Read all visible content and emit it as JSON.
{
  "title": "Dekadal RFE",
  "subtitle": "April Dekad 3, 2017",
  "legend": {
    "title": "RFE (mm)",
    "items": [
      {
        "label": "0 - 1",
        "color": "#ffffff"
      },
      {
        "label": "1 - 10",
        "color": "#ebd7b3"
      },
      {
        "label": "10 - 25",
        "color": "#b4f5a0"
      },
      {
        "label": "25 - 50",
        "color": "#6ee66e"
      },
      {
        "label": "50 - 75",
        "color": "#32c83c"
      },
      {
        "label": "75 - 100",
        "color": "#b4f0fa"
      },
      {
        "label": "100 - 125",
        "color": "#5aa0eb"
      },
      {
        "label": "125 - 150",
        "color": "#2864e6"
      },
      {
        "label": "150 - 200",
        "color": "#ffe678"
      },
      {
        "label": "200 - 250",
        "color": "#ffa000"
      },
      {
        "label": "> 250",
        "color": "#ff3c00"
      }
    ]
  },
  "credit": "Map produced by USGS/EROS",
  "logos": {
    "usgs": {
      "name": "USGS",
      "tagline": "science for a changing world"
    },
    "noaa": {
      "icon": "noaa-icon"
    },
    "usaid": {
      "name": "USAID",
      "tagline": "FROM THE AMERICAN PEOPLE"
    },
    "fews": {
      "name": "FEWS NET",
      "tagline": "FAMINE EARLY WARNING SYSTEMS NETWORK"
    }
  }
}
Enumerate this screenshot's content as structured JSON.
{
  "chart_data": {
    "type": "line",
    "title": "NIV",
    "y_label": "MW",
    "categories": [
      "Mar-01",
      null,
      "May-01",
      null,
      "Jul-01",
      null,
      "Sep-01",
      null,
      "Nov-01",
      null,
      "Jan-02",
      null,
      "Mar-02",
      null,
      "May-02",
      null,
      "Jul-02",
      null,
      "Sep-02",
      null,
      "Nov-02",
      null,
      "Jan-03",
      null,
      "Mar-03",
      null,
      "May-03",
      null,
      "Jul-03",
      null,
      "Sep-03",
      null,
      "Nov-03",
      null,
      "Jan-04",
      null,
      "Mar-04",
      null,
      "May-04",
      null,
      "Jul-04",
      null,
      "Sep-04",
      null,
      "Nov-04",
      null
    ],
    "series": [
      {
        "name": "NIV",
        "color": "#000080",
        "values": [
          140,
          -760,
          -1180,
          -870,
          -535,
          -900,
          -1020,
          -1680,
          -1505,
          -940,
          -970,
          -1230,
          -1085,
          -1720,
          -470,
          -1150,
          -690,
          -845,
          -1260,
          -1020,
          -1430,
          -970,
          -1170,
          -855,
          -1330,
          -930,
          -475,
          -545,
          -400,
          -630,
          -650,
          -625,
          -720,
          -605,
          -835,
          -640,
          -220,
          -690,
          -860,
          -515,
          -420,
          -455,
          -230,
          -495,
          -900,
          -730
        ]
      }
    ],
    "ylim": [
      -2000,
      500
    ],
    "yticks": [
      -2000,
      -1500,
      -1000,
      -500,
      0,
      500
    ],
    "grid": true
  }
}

# GIVEN INSTRUCTION
Using the listing above, show every line that includes the string "tagline".

# THE COMPLETED TASK
      "tagline": "science for a changing world"
      "tagline": "FROM THE AMERICAN PEOPLE"
      "tagline": "FAMINE EARLY WARNING SYSTEMS NETWORK"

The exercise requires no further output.